* **THE INPUT**
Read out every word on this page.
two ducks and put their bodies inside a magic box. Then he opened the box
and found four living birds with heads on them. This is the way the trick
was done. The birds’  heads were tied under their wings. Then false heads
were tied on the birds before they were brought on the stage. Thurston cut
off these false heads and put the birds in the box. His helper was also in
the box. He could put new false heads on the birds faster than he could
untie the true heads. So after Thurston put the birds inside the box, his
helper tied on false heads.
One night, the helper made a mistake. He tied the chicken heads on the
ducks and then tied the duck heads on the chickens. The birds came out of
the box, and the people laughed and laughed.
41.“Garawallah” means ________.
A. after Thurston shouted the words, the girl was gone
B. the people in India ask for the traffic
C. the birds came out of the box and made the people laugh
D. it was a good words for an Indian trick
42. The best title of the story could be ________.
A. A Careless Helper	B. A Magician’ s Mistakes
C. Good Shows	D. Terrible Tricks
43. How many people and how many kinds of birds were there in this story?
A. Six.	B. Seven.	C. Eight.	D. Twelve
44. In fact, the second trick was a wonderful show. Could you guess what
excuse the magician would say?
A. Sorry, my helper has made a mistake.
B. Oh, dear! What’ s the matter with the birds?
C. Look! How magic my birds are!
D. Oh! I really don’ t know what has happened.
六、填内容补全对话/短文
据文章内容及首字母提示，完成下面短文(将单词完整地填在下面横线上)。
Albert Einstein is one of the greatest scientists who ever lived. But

---

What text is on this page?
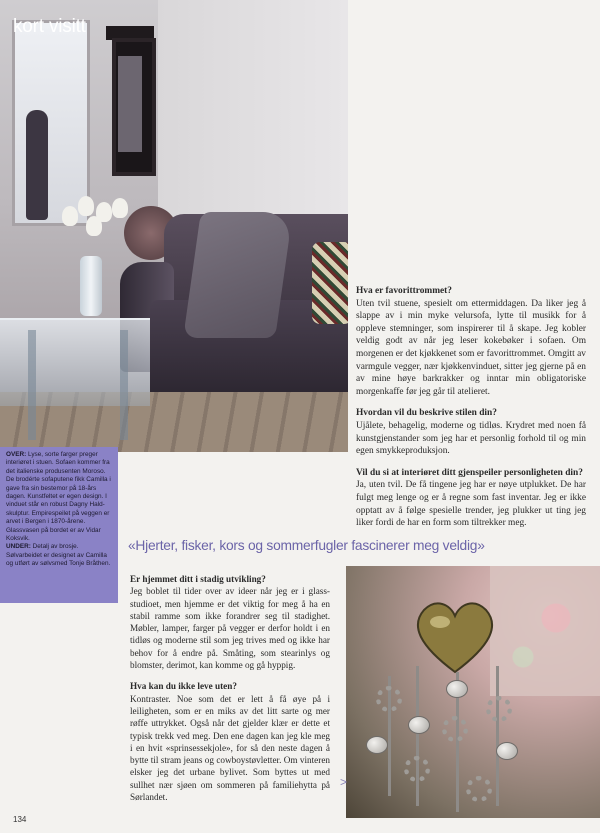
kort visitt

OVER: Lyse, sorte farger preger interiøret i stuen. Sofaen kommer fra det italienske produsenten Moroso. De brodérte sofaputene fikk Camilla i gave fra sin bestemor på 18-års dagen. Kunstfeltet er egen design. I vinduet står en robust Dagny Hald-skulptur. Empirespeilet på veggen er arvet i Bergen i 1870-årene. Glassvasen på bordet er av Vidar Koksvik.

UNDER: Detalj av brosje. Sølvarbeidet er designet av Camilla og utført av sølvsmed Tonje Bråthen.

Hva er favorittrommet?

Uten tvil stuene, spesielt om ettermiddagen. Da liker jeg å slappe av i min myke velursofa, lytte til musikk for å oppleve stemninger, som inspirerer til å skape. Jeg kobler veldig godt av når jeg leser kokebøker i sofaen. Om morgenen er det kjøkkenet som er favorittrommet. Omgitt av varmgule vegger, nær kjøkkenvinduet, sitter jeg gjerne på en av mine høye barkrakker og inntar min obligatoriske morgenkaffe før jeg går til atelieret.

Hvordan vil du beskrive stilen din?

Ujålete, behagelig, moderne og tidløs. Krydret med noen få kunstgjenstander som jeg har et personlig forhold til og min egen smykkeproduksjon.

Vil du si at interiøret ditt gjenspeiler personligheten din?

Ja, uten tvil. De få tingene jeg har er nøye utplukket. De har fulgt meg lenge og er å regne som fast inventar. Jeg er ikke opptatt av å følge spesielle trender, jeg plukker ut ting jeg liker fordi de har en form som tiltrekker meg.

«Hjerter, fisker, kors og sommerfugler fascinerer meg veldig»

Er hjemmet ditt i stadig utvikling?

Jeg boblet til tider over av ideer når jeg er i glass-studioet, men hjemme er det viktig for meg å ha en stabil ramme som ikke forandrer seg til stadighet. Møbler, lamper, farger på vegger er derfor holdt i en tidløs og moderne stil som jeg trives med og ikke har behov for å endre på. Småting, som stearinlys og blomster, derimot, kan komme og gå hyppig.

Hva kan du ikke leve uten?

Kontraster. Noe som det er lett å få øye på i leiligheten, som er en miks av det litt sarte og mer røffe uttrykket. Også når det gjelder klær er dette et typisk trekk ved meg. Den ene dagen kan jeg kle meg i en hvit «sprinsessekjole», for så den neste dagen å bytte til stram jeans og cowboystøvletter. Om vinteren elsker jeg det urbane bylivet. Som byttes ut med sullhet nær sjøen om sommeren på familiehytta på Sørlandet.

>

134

--

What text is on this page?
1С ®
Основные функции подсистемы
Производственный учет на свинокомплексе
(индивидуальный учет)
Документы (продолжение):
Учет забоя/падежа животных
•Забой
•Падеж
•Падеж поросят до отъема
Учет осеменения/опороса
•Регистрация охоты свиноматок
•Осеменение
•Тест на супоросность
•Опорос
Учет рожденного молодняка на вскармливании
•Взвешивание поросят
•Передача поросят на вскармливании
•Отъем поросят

* **TASK DETAILS**
Which lines contain "came"? Show each of them.

* **REPLY TO THE TASK**
ducks and then tied the duck heads on the chickens. The birds came out of
C. the birds came out of the box and made the people laugh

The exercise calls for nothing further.